_WORK TO DO:_ From the data that follows, copy every line holding the string "type".
··· RECORDS ···
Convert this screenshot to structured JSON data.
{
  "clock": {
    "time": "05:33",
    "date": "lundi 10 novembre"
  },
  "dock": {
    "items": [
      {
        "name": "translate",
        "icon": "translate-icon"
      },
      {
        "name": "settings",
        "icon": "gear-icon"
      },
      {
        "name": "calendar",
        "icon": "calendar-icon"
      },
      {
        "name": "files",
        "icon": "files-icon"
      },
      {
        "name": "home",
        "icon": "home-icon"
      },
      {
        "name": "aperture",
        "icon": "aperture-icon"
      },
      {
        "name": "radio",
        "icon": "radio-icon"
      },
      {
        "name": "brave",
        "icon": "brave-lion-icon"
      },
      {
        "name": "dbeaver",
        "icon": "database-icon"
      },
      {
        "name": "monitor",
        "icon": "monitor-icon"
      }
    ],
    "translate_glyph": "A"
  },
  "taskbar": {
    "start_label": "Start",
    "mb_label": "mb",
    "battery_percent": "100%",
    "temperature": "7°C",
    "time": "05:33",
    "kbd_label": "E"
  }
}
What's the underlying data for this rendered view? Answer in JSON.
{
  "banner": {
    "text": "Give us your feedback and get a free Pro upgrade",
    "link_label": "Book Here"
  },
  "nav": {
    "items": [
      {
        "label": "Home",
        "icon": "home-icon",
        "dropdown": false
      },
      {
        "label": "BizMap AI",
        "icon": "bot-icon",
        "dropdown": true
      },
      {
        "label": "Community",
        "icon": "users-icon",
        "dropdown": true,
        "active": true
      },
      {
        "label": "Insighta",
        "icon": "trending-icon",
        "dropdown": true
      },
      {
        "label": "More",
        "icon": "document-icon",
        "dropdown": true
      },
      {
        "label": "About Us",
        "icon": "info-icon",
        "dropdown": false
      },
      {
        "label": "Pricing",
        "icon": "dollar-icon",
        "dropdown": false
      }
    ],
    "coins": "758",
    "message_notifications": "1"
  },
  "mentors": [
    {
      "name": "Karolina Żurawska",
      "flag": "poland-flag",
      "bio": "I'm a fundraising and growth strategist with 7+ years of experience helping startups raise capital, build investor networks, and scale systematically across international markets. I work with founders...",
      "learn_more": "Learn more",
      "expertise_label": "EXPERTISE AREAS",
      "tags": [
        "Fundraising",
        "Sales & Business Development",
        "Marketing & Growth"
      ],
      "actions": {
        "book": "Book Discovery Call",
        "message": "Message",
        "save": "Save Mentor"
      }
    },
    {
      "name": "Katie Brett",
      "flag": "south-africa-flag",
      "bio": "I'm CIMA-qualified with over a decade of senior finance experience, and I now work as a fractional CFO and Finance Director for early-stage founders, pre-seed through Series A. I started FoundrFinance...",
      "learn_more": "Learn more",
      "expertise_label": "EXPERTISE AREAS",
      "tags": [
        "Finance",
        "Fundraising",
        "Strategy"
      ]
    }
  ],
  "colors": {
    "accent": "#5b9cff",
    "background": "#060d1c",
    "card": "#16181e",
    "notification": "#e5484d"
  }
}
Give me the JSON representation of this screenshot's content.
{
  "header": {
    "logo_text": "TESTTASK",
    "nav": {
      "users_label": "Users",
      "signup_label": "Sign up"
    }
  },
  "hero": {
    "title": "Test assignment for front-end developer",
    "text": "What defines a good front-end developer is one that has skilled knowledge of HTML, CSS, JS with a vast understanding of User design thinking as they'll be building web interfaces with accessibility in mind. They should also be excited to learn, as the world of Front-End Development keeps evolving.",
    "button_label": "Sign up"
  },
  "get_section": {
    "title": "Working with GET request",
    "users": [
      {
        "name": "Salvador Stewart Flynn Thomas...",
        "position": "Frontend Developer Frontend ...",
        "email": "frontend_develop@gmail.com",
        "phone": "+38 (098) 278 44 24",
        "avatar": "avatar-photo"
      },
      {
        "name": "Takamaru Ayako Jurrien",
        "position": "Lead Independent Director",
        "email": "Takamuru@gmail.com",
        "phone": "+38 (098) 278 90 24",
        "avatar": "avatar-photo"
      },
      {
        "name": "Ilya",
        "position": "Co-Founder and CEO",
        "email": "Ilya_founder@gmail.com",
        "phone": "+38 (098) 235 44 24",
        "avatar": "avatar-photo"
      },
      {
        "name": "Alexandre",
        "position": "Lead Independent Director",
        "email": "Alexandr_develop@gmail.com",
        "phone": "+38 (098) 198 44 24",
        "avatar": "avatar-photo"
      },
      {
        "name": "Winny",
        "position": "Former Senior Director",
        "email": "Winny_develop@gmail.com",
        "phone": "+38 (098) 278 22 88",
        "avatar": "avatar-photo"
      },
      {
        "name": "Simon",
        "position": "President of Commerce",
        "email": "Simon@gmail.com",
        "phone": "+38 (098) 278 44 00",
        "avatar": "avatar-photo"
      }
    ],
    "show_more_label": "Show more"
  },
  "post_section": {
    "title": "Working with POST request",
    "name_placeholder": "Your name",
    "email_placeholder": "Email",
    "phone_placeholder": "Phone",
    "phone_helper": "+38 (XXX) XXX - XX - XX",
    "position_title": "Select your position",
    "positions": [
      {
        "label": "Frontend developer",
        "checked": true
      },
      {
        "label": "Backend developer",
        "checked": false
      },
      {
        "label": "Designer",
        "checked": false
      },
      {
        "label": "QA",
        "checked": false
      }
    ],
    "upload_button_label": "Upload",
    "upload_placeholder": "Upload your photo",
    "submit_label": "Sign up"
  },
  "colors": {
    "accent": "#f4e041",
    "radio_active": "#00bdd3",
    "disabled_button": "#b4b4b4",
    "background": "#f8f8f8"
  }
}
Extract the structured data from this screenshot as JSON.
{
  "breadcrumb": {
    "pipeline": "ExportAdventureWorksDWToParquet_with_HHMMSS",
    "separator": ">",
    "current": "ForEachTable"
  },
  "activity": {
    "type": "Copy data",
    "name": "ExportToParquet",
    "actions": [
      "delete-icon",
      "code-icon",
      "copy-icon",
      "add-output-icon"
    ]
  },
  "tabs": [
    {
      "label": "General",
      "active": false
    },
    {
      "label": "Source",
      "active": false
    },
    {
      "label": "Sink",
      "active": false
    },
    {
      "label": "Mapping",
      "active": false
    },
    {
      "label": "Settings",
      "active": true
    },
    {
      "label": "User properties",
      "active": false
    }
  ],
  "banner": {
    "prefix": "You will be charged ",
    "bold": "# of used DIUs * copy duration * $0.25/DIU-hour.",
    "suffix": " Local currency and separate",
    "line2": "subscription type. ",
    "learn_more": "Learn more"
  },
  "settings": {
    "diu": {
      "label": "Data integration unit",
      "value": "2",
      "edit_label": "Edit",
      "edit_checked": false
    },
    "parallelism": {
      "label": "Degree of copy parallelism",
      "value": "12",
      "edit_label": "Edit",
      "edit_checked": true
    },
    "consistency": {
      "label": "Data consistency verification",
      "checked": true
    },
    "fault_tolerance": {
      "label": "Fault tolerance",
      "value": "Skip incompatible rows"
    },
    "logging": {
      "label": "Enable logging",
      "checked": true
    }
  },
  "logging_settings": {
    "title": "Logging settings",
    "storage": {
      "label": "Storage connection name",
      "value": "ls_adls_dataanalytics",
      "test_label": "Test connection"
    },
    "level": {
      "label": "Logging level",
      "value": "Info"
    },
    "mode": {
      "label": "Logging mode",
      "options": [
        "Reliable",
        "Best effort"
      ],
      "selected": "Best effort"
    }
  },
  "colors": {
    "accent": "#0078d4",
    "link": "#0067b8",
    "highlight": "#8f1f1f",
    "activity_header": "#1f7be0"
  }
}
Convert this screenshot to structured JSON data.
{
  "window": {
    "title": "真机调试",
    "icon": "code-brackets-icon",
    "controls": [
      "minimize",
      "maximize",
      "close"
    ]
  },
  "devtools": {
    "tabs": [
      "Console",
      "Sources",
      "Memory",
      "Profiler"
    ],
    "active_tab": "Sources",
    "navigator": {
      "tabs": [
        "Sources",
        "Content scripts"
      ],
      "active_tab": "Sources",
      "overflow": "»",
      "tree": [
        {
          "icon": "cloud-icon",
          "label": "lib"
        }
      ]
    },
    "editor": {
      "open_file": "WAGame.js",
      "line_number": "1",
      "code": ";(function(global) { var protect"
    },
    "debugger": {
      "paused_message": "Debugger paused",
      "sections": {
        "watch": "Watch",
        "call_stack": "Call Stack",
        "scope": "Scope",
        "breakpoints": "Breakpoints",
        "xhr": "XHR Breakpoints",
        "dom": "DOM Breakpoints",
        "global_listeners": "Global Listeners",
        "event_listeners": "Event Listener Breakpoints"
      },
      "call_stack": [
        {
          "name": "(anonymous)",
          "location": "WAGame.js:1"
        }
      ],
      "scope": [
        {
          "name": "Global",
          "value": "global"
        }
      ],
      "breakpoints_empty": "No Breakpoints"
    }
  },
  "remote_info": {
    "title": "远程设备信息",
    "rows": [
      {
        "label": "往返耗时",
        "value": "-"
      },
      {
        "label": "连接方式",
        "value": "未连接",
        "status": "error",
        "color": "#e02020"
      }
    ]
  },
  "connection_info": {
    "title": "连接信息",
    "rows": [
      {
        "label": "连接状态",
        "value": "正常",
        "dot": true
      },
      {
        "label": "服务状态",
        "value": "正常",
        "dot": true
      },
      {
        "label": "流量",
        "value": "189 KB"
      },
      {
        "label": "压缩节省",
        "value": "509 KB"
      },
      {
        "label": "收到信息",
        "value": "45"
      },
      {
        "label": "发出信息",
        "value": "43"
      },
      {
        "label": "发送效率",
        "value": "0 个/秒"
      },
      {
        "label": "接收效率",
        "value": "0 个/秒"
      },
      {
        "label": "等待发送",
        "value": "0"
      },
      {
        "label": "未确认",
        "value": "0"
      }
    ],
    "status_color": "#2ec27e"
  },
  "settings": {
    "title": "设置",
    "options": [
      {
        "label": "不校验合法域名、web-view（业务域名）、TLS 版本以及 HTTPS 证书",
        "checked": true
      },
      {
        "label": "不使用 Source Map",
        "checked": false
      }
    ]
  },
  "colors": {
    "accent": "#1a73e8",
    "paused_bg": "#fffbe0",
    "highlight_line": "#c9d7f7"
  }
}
···
_WRITTEN SOLUTION:_
    "type": "Copy data",
    "line2": "subscription type. ",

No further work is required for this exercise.